▸ Task directions
From the listing below, pull out all lines with "Tonya" in them.

▸ Dataset extract
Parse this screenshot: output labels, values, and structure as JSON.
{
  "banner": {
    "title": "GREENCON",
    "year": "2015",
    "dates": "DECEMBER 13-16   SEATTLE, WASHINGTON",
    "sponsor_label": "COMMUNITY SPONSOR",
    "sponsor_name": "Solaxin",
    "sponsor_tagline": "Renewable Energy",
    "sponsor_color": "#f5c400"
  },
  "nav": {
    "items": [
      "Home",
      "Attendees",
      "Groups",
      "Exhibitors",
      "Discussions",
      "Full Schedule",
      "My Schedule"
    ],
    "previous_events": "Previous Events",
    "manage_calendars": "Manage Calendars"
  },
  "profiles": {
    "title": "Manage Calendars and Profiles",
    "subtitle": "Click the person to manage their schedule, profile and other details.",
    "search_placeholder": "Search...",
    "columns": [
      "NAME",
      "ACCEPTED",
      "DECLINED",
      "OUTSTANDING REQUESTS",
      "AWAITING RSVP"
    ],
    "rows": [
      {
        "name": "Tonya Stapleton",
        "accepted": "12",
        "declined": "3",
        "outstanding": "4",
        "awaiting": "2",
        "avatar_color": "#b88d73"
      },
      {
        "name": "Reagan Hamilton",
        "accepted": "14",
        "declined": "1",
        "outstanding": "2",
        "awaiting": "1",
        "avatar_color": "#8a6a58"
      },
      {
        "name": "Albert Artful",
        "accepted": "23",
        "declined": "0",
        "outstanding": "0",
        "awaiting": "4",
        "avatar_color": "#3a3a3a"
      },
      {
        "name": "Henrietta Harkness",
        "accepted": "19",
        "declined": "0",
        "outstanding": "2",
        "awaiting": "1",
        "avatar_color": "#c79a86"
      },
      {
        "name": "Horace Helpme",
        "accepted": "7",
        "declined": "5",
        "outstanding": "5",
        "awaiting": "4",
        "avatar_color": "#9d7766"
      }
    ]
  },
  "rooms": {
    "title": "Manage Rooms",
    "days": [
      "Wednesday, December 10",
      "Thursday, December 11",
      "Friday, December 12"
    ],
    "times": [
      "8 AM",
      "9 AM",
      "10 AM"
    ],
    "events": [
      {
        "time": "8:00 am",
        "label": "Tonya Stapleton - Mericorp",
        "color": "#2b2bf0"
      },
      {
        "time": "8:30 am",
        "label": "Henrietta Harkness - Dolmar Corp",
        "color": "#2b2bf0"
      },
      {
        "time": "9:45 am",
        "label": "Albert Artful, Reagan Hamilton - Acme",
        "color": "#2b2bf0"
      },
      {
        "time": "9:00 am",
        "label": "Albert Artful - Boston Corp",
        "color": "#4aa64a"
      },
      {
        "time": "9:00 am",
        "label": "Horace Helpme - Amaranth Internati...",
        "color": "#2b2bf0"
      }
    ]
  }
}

▸ Written response
        "name": "Tonya Stapleton",
        "label": "Tonya Stapleton - Mericorp",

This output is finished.